** begin **
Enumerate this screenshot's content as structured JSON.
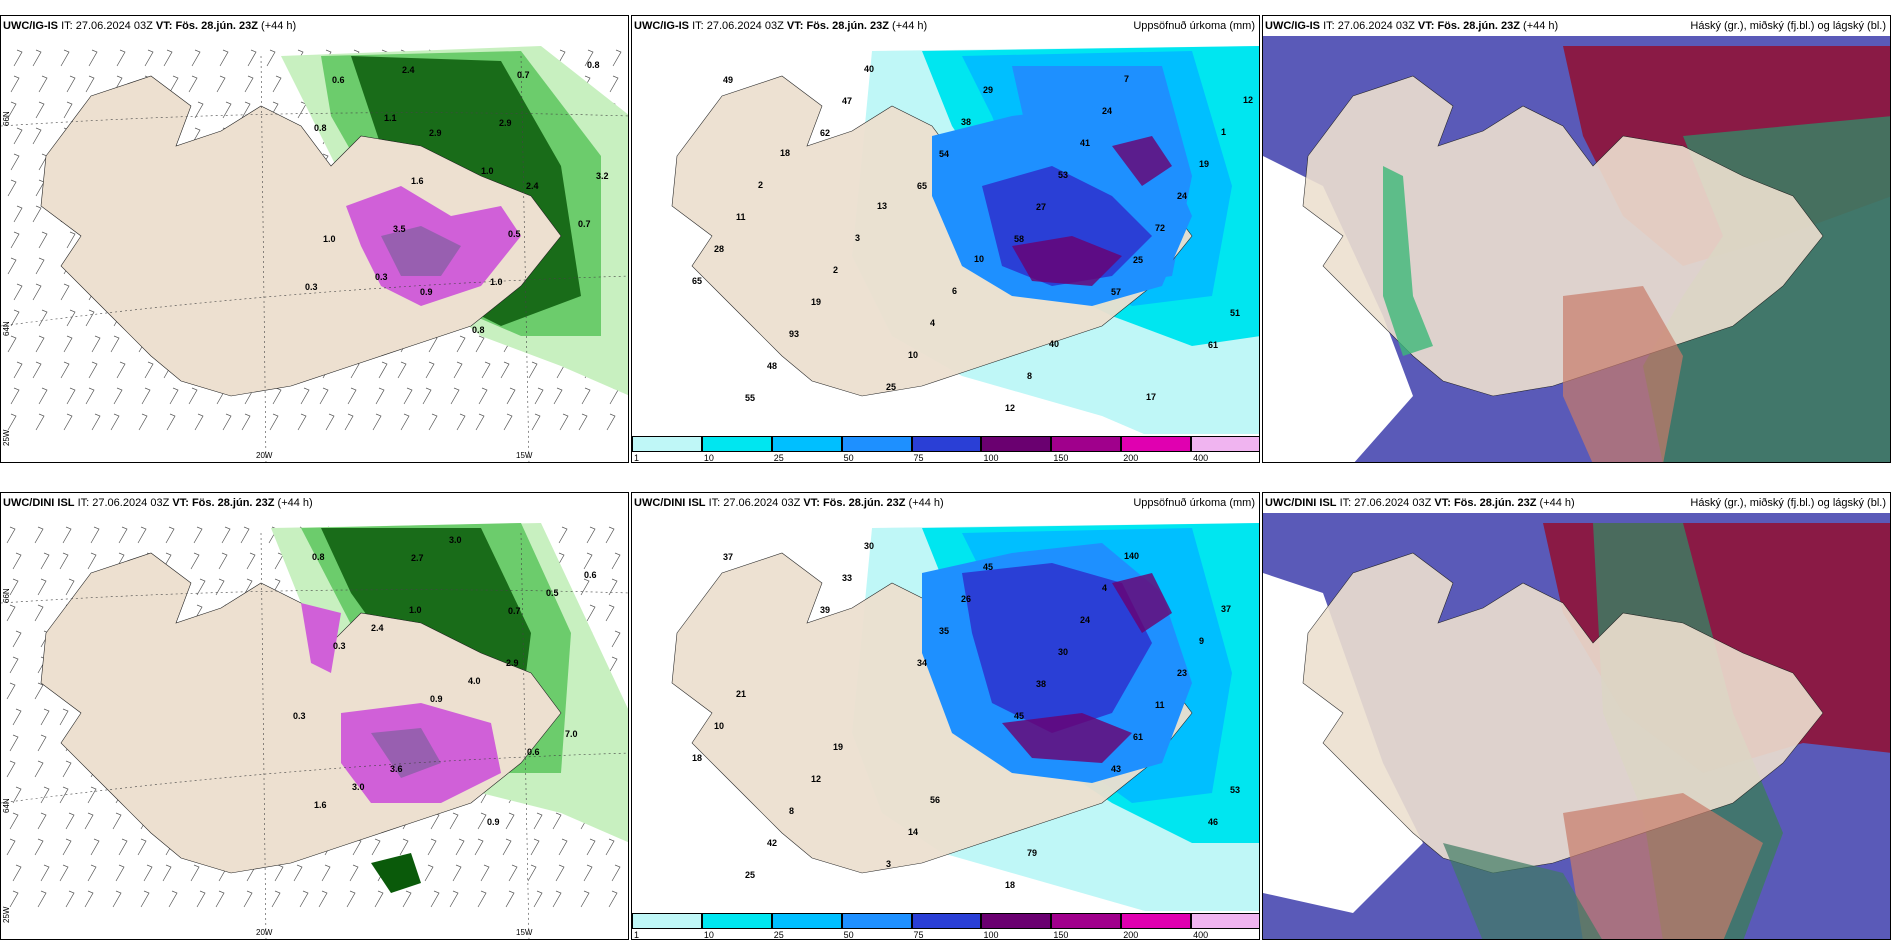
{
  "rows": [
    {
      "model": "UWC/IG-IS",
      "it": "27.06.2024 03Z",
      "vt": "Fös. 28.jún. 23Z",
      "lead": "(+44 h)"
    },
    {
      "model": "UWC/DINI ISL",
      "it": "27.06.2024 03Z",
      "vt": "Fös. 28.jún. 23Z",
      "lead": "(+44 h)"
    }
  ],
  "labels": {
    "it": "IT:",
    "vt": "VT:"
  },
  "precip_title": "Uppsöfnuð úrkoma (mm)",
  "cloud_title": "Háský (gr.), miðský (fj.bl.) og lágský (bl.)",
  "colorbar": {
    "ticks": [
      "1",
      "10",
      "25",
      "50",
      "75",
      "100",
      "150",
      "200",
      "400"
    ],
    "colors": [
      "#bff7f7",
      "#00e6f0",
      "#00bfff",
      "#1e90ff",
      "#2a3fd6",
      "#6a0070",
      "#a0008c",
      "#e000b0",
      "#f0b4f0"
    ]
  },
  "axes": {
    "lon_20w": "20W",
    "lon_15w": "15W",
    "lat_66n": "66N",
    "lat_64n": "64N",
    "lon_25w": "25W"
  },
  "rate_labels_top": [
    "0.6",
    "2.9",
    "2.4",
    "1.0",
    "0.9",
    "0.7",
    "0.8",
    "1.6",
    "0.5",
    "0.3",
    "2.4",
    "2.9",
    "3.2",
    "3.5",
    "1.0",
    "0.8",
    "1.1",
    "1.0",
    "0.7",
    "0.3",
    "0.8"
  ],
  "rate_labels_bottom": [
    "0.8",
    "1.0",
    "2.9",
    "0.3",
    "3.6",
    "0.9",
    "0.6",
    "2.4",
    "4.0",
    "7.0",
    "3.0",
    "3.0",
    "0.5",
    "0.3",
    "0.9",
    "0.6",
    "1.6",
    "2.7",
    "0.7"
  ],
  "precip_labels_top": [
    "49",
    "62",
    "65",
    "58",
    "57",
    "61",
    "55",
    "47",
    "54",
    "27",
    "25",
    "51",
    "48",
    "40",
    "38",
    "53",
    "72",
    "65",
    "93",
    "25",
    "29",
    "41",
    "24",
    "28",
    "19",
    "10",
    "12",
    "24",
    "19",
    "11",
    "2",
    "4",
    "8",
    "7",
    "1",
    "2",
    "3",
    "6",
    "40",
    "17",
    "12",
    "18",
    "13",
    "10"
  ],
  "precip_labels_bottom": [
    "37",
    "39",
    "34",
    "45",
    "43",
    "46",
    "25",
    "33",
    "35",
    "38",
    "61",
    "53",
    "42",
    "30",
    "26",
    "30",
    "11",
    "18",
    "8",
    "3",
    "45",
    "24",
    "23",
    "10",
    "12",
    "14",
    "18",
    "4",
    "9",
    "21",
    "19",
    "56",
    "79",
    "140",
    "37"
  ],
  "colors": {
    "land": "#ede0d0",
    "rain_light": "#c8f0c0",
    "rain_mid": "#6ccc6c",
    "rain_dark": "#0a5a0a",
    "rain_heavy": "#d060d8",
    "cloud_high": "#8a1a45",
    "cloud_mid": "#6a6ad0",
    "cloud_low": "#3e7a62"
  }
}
** end **
Please repeat the entries exactly. Do not include the pictures.

- _FINAL RESULT_:
Enumerate this screenshot's content as structured JSON.
{
  "rows": [
    {
      "model": "UWC/IG-IS",
      "it": "27.06.2024 03Z",
      "vt": "Fös. 28.jún. 23Z",
      "lead": "(+44 h)"
    },
    {
      "model": "UWC/DINI ISL",
      "it": "27.06.2024 03Z",
      "vt": "Fös. 28.jún. 23Z",
      "lead": "(+44 h)"
    }
  ],
  "labels": {
    "it": "IT:",
    "vt": "VT:"
  },
  "precip_title": "Uppsöfnuð úrkoma (mm)",
  "cloud_title": "Háský (gr.), miðský (fj.bl.) og lágský (bl.)",
  "colorbar": {
    "ticks": [
      "1",
      "10",
      "25",
      "50",
      "75",
      "100",
      "150",
      "200",
      "400"
    ],
    "colors": [
      "#bff7f7",
      "#00e6f0",
      "#00bfff",
      "#1e90ff",
      "#2a3fd6",
      "#6a0070",
      "#a0008c",
      "#e000b0",
      "#f0b4f0"
    ]
  },
  "axes": {
    "lon_20w": "20W",
    "lon_15w": "15W",
    "lat_66n": "66N",
    "lat_64n": "64N",
    "lon_25w": "25W"
  },
  "rate_labels_top": [
    "0.6",
    "2.9",
    "2.4",
    "1.0",
    "0.9",
    "0.7",
    "0.8",
    "1.6",
    "0.5",
    "0.3",
    "2.4",
    "2.9",
    "3.2",
    "3.5",
    "1.0",
    "0.8",
    "1.1",
    "1.0",
    "0.7",
    "0.3",
    "0.8"
  ],
  "rate_labels_bottom": [
    "0.8",
    "1.0",
    "2.9",
    "0.3",
    "3.6",
    "0.9",
    "0.6",
    "2.4",
    "4.0",
    "7.0",
    "3.0",
    "3.0",
    "0.5",
    "0.3",
    "0.9",
    "0.6",
    "1.6",
    "2.7",
    "0.7"
  ],
  "precip_labels_top": [
    "49",
    "62",
    "65",
    "58",
    "57",
    "61",
    "55",
    "47",
    "54",
    "27",
    "25",
    "51",
    "48",
    "40",
    "38",
    "53",
    "72",
    "65",
    "93",
    "25",
    "29",
    "41",
    "24",
    "28",
    "19",
    "10",
    "12",
    "24",
    "19",
    "11",
    "2",
    "4",
    "8",
    "7",
    "1",
    "2",
    "3",
    "6",
    "40",
    "17",
    "12",
    "18",
    "13",
    "10"
  ],
  "precip_labels_bottom": [
    "37",
    "39",
    "34",
    "45",
    "43",
    "46",
    "25",
    "33",
    "35",
    "38",
    "61",
    "53",
    "42",
    "30",
    "26",
    "30",
    "11",
    "18",
    "8",
    "3",
    "45",
    "24",
    "23",
    "10",
    "12",
    "14",
    "18",
    "4",
    "9",
    "21",
    "19",
    "56",
    "79",
    "140",
    "37"
  ],
  "colors": {
    "land": "#ede0d0",
    "rain_light": "#c8f0c0",
    "rain_mid": "#6ccc6c",
    "rain_dark": "#0a5a0a",
    "rain_heavy": "#d060d8",
    "cloud_high": "#8a1a45",
    "cloud_mid": "#6a6ad0",
    "cloud_low": "#3e7a62"
  }
}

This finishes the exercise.